> _Requirement_
Pull out each line of the records holding the string "gaat".
==== Dataset rows
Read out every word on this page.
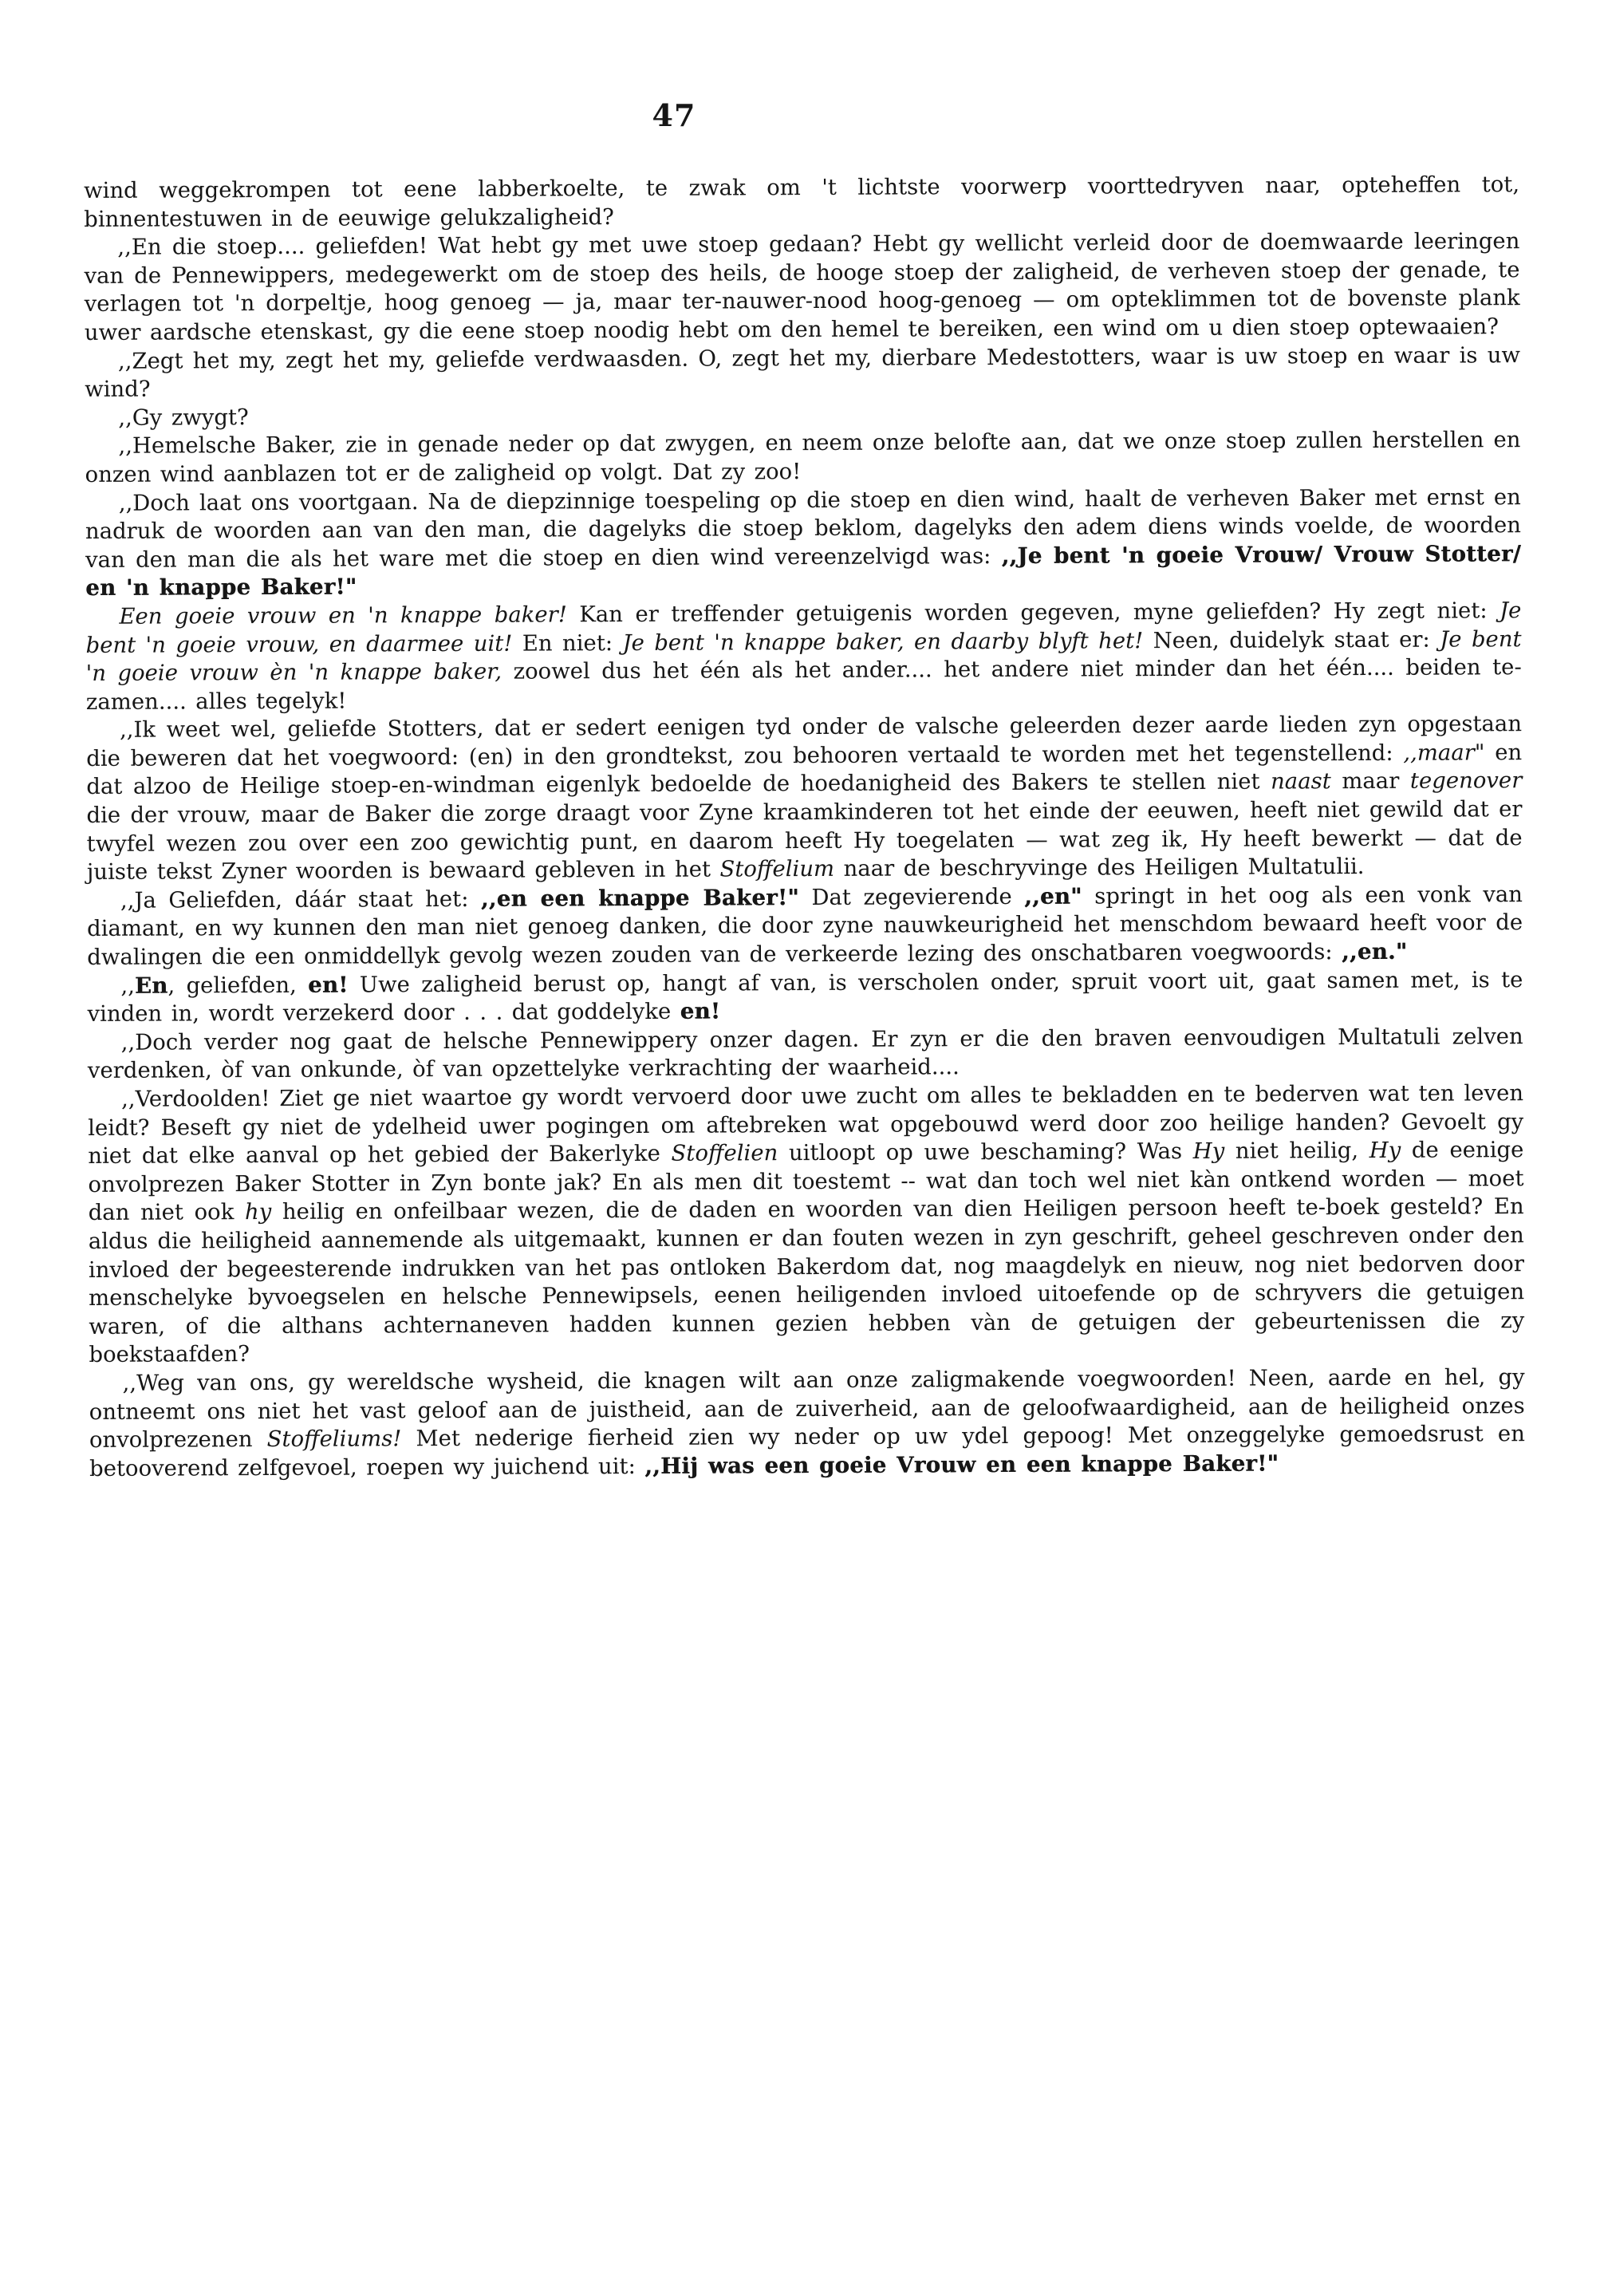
47

wind weggekrompen tot eene labberkoelte, te zwak om 't lichtste voorwerp voorttedryven naar, opteheffen tot, binnentestuwen in de eeuwige gelukzaligheid?

,,En die stoep.... geliefden! Wat hebt gy met uwe stoep gedaan? Hebt gy wellicht verleid door de doemwaarde leeringen van de Pennewippers, medegewerkt om de stoep des heils, de hooge stoep der zaligheid, de verheven stoep der genade, te verlagen tot 'n dorpeltje, hoog genoeg — ja, maar ter-nauwer-nood hoog-genoeg — om opteklimmen tot de bovenste plank uwer aardsche etenskast, gy die eene stoep noodig hebt om den hemel te bereiken, een wind om u dien stoep optewaaien?

,,Zegt het my, zegt het my, geliefde verdwaasden. O, zegt het my, dierbare Medestotters, waar is uw stoep en waar is uw wind?

,,Gy zwygt?

,,Hemelsche Baker, zie in genade neder op dat zwygen, en neem onze belofte aan, dat we onze stoep zullen herstellen en onzen wind aanblazen tot er de zaligheid op volgt. Dat zy zoo!

,,Doch laat ons voortgaan. Na de diepzinnige toespeling op die stoep en dien wind, haalt de verheven Baker met ernst en nadruk de woorden aan van den man, die dagelyks die stoep beklom, dagelyks den adem diens winds voelde, de woorden van den man die als het ware met die stoep en dien wind vereenzelvigd was: ,,Je bent 'n goeie Vrouw/ Vrouw Stotter/ en 'n knappe Baker!"

Een goeie vrouw en 'n knappe baker! Kan er treffender getuigenis worden gegeven, myne geliefden? Hy zegt niet: Je bent 'n goeie vrouw, en daarmee uit! En niet: Je bent 'n knappe baker, en daarby blyft het! Neen, duidelyk staat er: Je bent 'n goeie vrouw èn 'n knappe baker, zoowel dus het één als het ander.... het andere niet minder dan het één.... beiden te-zamen.... alles tegelyk!

,,Ik weet wel, geliefde Stotters, dat er sedert eenigen tyd onder de valsche geleerden dezer aarde lieden zyn opgestaan die beweren dat het voegwoord: (en) in den grondtekst, zou behooren vertaald te worden met het tegenstellend: ,,maar" en dat alzoo de Heilige stoep-en-windman eigenlyk bedoelde de hoedanigheid des Bakers te stellen niet naast maar tegenover die der vrouw, maar de Baker die zorge draagt voor Zyne kraamkinderen tot het einde der eeuwen, heeft niet gewild dat er twyfel wezen zou over een zoo gewichtig punt, en daarom heeft Hy toegelaten — wat zeg ik, Hy heeft bewerkt — dat de juiste tekst Zyner woorden is bewaard gebleven in het Stoffelium naar de beschryvinge des Heiligen Multatulii.

,,Ja Geliefden, dáár staat het: ,,en een knappe Baker!" Dat zegevierende ,,en" springt in het oog als een vonk van diamant, en wy kunnen den man niet genoeg danken, die door zyne nauwkeurigheid het menschdom bewaard heeft voor de dwalingen die een onmiddellyk gevolg wezen zouden van de verkeerde lezing des onschatbaren voegwoords: ,,en."

,,En, geliefden, en! Uwe zaligheid berust op, hangt af van, is verscholen onder, spruit voort uit, gaat samen met, is te vinden in, wordt verzekerd door . . . dat goddelyke en!

,,Doch verder nog gaat de helsche Pennewippery onzer dagen. Er zyn er die den braven eenvoudigen Multatuli zelven verdenken, òf van onkunde, òf van opzettelyke verkrachting der waarheid....

,,Verdoolden! Ziet ge niet waartoe gy wordt vervoerd door uwe zucht om alles te bekladden en te bederven wat ten leven leidt? Beseft gy niet de ydelheid uwer pogingen om aftebreken wat opgebouwd werd door zoo heilige handen? Gevoelt gy niet dat elke aanval op het gebied der Bakerlyke Stoffelien uitloopt op uwe beschaming? Was Hy niet heilig, Hy de eenige onvolprezen Baker Stotter in Zyn bonte jak? En als men dit toestemt -- wat dan toch wel niet kàn ontkend worden — moet dan niet ook hy heilig en onfeilbaar wezen, die de daden en woorden van dien Heiligen persoon heeft te-boek gesteld? En aldus die heiligheid aannemende als uitgemaakt, kunnen er dan fouten wezen in zyn geschrift, geheel geschreven onder den invloed der begeesterende indrukken van het pas ontloken Bakerdom dat, nog maagdelyk en nieuw, nog niet bedorven door menschelyke byvoegselen en helsche Pennewipsels, eenen heiligenden invloed uitoefende op de schryvers die getuigen waren, of die althans achternaneven hadden kunnen gezien hebben vàn de getuigen der gebeurtenissen die zy boekstaafden?

,,Weg van ons, gy wereldsche wysheid, die knagen wilt aan onze zaligmakende voegwoorden! Neen, aarde en hel, gy ontneemt ons niet het vast geloof aan de juistheid, aan de zuiverheid, aan de geloofwaardigheid, aan de heiligheid onzes onvolprezenen Stoffeliums! Met nederige fierheid zien wy neder op uw ydel gepoog! Met onzeggelyke gemoedsrust en betooverend zelfgevoel, roepen wy juichend uit: ,,Hij was een goeie Vrouw en een knappe Baker!"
========
> _Result below_
,,En, geliefden, en! Uwe zaligheid berust op, hangt af van, is verscholen onder, spruit voort uit, gaat samen met, is te vinden in, wordt verzekerd door . . . dat goddelyke en!
,,Doch verder nog gaat de helsche Pennewippery onzer dagen. Er zyn er die den braven eenvoudigen Multatuli zelven verdenken, òf van onkunde, òf van opzettelyke verkrachting der waarheid....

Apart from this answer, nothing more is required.